▸ **Supplied text**
____________________

Zapatista Embroidery as Speech Act in Zapantera Negra
On January 1, 1994, the Ejército Zapatista de Liberación Nacional (EZLN or Zapatista Army of National Liberation) declared war on the Mexican government. Indigenous fighters engaged in a guerrilla attack and seized nearby cities, towns, and ranches and occupied the colonial capital of Chiapas, San Cristóbal de las Casas. Though an eventual ceasefire was called, Zapatistas still maintain communities throughout Chiapas today, where they function autonomously without Mexican government assistance or leadership. [1] Zapatistas are a left-wing revolutionary political and militant group made up of mostly rural indigenous people from the Lacandon Jungle in Chiapas, Mexico. [2] They are opposed to neoliberalism and economic globalization, which they perceive as threats to indigenous communities that have been dispossessed over a 500-year period of colonial and imperialist struggles. They demand “work, land, housing, food, health care, education, independence, freedom, democracy, justice and peace” for all. [3] To these ends, the Zapatista movement calls for the re-conceptualizing of political institutions and world systems.
My paper addresses how Zapatistas employ art as a means of furthering, or engaging with, their political goals. Specifically, I look at a Zapatista embroidery that was created for Zapantera Negra, a crowd-funded exhibition that was the result of Emory Douglas’s artist-in-residency at EDELO in San Cristóbal de las Casas. [4] Founded by American artists Caleb Duerte and Mia Eve Rollow, EDELO was an artist collective and public space where community members could congregate and engage with politically and community driven art. [5] I argue embroidery, which is produced exclusively by women embroidery collectives, provides an autonomous space for Zapatista women to embrace indigenous values and imagine new futures. To these ends, the embroidery, which is a re-appropriation of a Douglas image, functions as a speech act that works towards the dismantling of oppressive systems.

____________________

▸ **Recorded information**
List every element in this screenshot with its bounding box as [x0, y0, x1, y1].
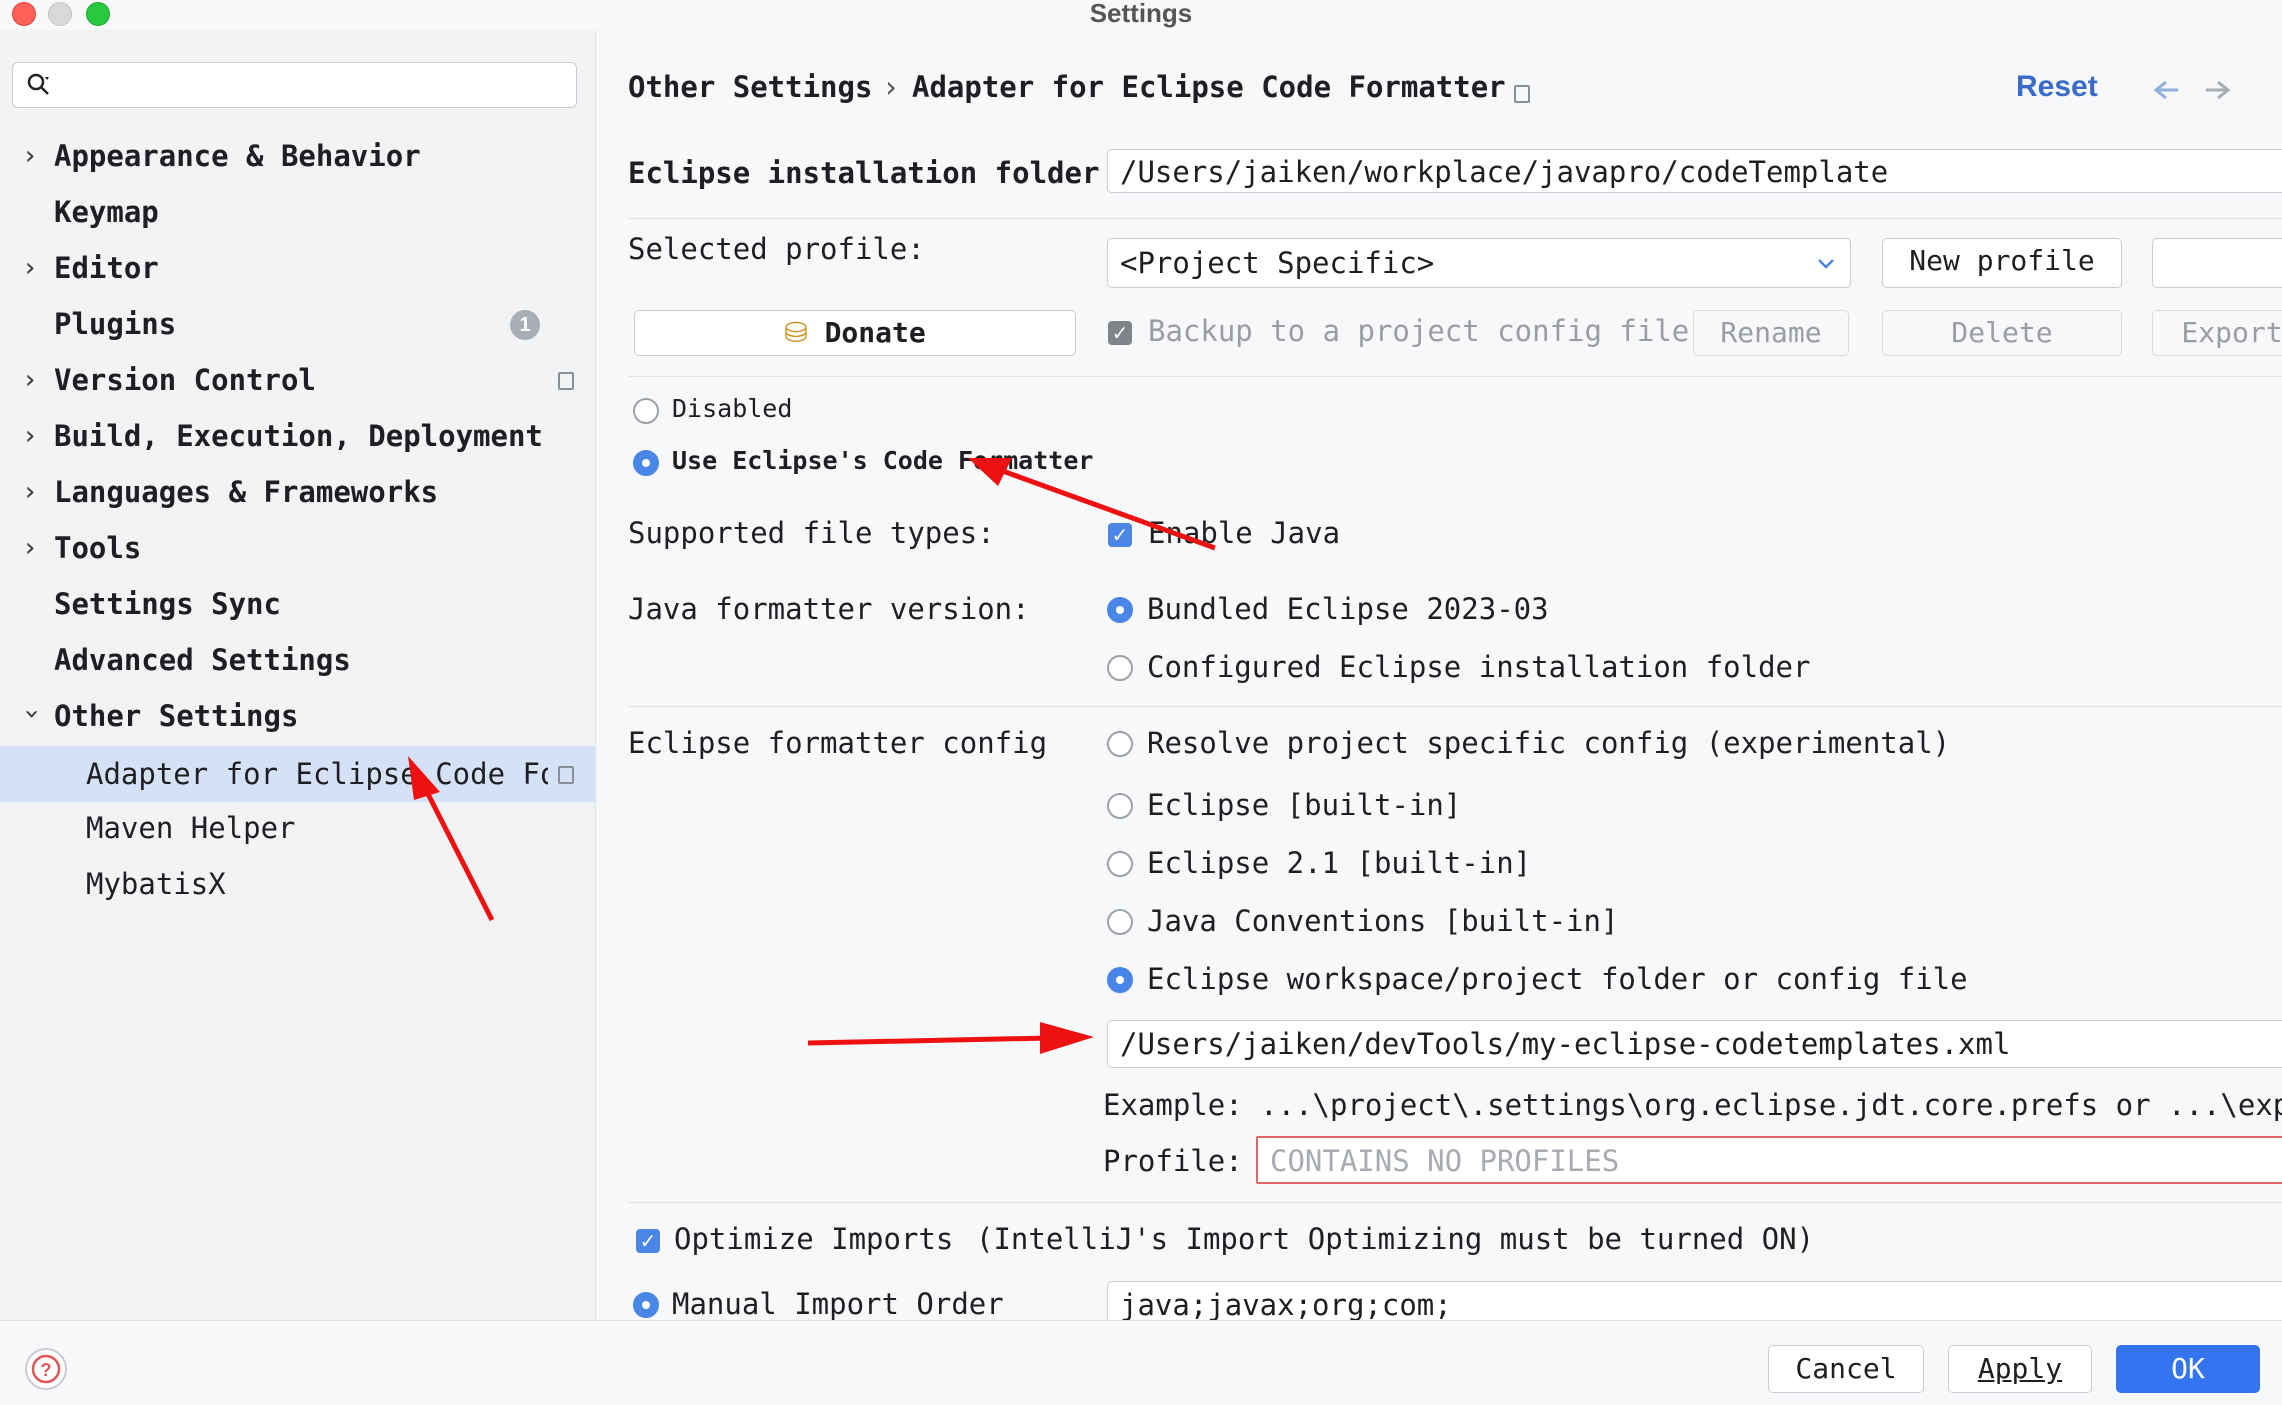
chevron-right-icon: ›: [22, 141, 38, 171]
config-label: Eclipse formatter config: [628, 726, 1048, 760]
profile-extra-button[interactable]: [2152, 238, 2282, 288]
arrow-left-icon[interactable]: [2152, 78, 2180, 102]
window-title: Settings: [1089, 0, 1193, 28]
annotation-arrow-config: [807, 1035, 1051, 1046]
profile-combo[interactable]: CONTAINS NO PROFILES: [1256, 1136, 2282, 1184]
sidebar-item-maven-helper[interactable]: Maven Helper: [0, 803, 595, 853]
sidebar-item-other-settings[interactable]: › Other Settings: [0, 691, 595, 741]
chevron-right-icon: ›: [22, 477, 38, 507]
svg-text:?: ?: [41, 1360, 52, 1380]
sidebar-item-settings-sync[interactable]: Settings Sync: [0, 579, 595, 629]
cfg-resolve-radio[interactable]: [1107, 731, 1133, 757]
project-scope-icon: [1514, 85, 1530, 103]
cfg-builtin-label: Eclipse [built-in]: [1147, 788, 1462, 822]
optimize-imports-checkbox[interactable]: ✓: [636, 1229, 660, 1253]
search-input[interactable]: [12, 62, 577, 108]
project-scope-icon: [558, 372, 574, 390]
optimize-imports-label: Optimize Imports: [674, 1222, 954, 1256]
reset-link[interactable]: Reset: [2016, 70, 2098, 104]
backup-checkbox[interactable]: ✓: [1108, 321, 1132, 345]
cancel-button[interactable]: Cancel: [1768, 1345, 1924, 1393]
arrow-right-icon[interactable]: [2204, 78, 2232, 102]
export-button[interactable]: Export: [2152, 310, 2282, 356]
bundled-radio[interactable]: [1107, 597, 1133, 623]
chevron-right-icon: ›: [22, 253, 38, 283]
sidebar-item-advanced[interactable]: Advanced Settings: [0, 635, 595, 685]
sidebar-item-languages[interactable]: › Languages & Frameworks: [0, 467, 595, 517]
ok-button[interactable]: OK: [2116, 1345, 2260, 1393]
rename-button[interactable]: Rename: [1693, 310, 1849, 356]
selected-profile-label: Selected profile:: [628, 232, 925, 266]
install-folder-label: Eclipse installation folder: [628, 156, 1100, 190]
enable-java-label: Enable Java: [1148, 516, 1341, 550]
chevron-down-icon: ›: [17, 706, 47, 722]
annotation-arrowhead-config: [1040, 1022, 1094, 1054]
plugins-update-badge: 1: [510, 310, 540, 340]
help-icon[interactable]: ?: [24, 1347, 68, 1391]
new-profile-button[interactable]: New profile: [1882, 238, 2122, 288]
bundled-label: Bundled Eclipse 2023-03: [1147, 592, 1549, 626]
manual-import-radio[interactable]: [633, 1292, 659, 1318]
sidebar-item-editor[interactable]: › Editor: [0, 243, 595, 293]
project-scope-icon: [558, 766, 574, 784]
profile-dropdown[interactable]: <Project Specific>: [1107, 238, 1851, 288]
sidebar-item-eclipse-adapter[interactable]: Adapter for Eclipse Code For: [0, 746, 595, 802]
dialog-footer: ? Cancel Apply OK: [0, 1320, 2282, 1405]
chevron-right-icon: ›: [22, 533, 38, 563]
chevron-right-icon: ›: [22, 421, 38, 451]
sidebar-item-build[interactable]: › Build, Execution, Deployment: [0, 411, 595, 461]
sidebar-item-appearance[interactable]: › Appearance & Behavior: [0, 131, 595, 181]
breadcrumb-parent[interactable]: Other Settings: [628, 70, 872, 104]
config-path-input[interactable]: /Users/jaiken/devTools/my-eclipse-codete…: [1107, 1020, 2282, 1068]
sidebar-item-mybatisx[interactable]: MybatisX: [0, 859, 595, 909]
example-text: Example: ...\project\.settings\org.eclip…: [1103, 1088, 2282, 1122]
enable-java-checkbox[interactable]: ✓: [1108, 523, 1132, 547]
cfg-javaconv-radio[interactable]: [1107, 909, 1133, 935]
cfg-workspace-label: Eclipse workspace/project folder or conf…: [1147, 962, 1968, 996]
title-bar: Settings: [0, 0, 2282, 30]
sidebar-item-tools[interactable]: › Tools: [0, 523, 595, 573]
cfg-builtin-radio[interactable]: [1107, 793, 1133, 819]
configured-radio[interactable]: [1107, 655, 1133, 681]
sidebar-item-version-control[interactable]: › Version Control: [0, 355, 595, 405]
cfg-21-label: Eclipse 2.1 [built-in]: [1147, 846, 1532, 880]
disabled-radio[interactable]: [633, 398, 659, 424]
breadcrumb-separator: ›: [882, 70, 900, 104]
profile-dropdown-value: <Project Specific>: [1120, 246, 1435, 280]
file-types-label: Supported file types:: [628, 516, 995, 550]
use-eclipse-radio[interactable]: [633, 450, 659, 476]
backup-label: Backup to a project config file: [1148, 314, 1690, 348]
disabled-label: Disabled: [672, 394, 793, 423]
page-title: Adapter for Eclipse Code Formatter: [912, 70, 1506, 104]
donate-button[interactable]: ⛁ Donate: [634, 310, 1076, 356]
java-version-label: Java formatter version:: [628, 592, 1030, 626]
chevron-right-icon: ›: [22, 365, 38, 395]
cfg-javaconv-label: Java Conventions [built-in]: [1147, 904, 1619, 938]
search-icon: [27, 73, 49, 95]
chevron-down-icon: [1818, 259, 1834, 269]
profile-label-2: Profile:: [1103, 1144, 1243, 1178]
manual-import-label: Manual Import Order: [672, 1287, 1004, 1321]
install-folder-input[interactable]: /Users/jaiken/workplace/javapro/codeTemp…: [1107, 149, 2282, 193]
coins-icon: ⛁: [784, 316, 808, 349]
configured-label: Configured Eclipse installation folder: [1147, 650, 1811, 684]
apply-button[interactable]: Apply: [1948, 1345, 2092, 1393]
cfg-21-radio[interactable]: [1107, 851, 1133, 877]
sidebar-item-keymap[interactable]: Keymap: [0, 187, 595, 237]
cfg-workspace-radio[interactable]: [1107, 967, 1133, 993]
optimize-imports-note: (IntelliJ's Import Optimizing must be tu…: [976, 1222, 1815, 1256]
sidebar-item-plugins[interactable]: Plugins 1: [0, 299, 595, 349]
cfg-resolve-label: Resolve project specific config (experim…: [1147, 726, 1951, 760]
delete-button[interactable]: Delete: [1882, 310, 2122, 356]
use-eclipse-label: Use Eclipse's Code Formatter: [672, 446, 1094, 475]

____________________

▸ **Exercises**
(a) In the entries, what is the part that opens with the line containing "chevron-right-icon: ›: [22, 141, 38, 171]" and closes with the line containing "annotation-arrow-config: [807, 1035, 1051, 1046]"? Quote it line for line.
(b) Could you continue the essay on Zapatista embroidery from the point where it stops?
The entries have no connection to the text on Zapatista embroidery.

▸ **Results**
(a)
chevron-right-icon: ›: [22, 141, 38, 171]
config-label: Eclipse formatter config: [628, 726, 1048, 760]
profile-extra-button[interactable]: [2152, 238, 2282, 288]
arrow-left-icon[interactable]: [2152, 78, 2180, 102]
window-title: Settings: [1089, 0, 1193, 28]
annotation-arrow-config: [807, 1035, 1051, 1046]

(b)
Embroidery is a local trade that Zapatista women use to subsidize their communities and maintain economic independence. As a form of protest and political propaganda, Zapatista embroidery typically employs symbols or sayings related to their political goals, including the emblematic Zapatista star or balaclava-clad figures. [6] From the onset, the Zapatista movement has been dedicated to the equal rights of women in their communities. Issued alongside their call to arms, The First Declaration of the Lacandon Jungle, the Zapatistas released the Women’s Revolutionary Law that declares a woman’s right to partake in the revolution in any way she sees fit, to work and receive fair wages, to bear as many children as she chooses, to access education, to be free of violence, and to occupy leadership positions and hold military rank. [7]
To create the embroideries, women gather in cooperatives to support each other’s craftsmanship and to ensure fair costs. [8] The collectives are autonomous spaces where women provide support to one another and discuss both the personal and the political. [9] In her dissertation on Zapatista autonomy, anthropologist Mariana Mora speaks to the bio-politics of female work in Zapatista communities. She emphasizes that the collectives blend the economic, political, and personal, blurring the line between the public and the private, between politics and life itself. [10] Mora states further, that it is from the material work that the “process of collective self-reflection” emerges. It is this process that provides a space for thinking through the micro-politics of everyday life, which in turn generates new forms of knowledge to address local inequalities. [11] Embroidery collectives are gendered spaces where women cooperate to produce works that have the potential to reflect upon and project their political goals. I consider the collectives and the products they produce as gendered in that both create space, physically and visually, for women to autonomously assert their public positionality as political participants in a manner that empowers women, (trans)forms political consciousness, emboldens the Zapatista cause (as they see fit), and questions the way domestic labor has been rendered invisible. Though embroidery is traditionally devalued in its classification as a domestic chore, Zapatista embroidery revalues domestic labor and imbues it with political and personal significance that attests to female subjectivity.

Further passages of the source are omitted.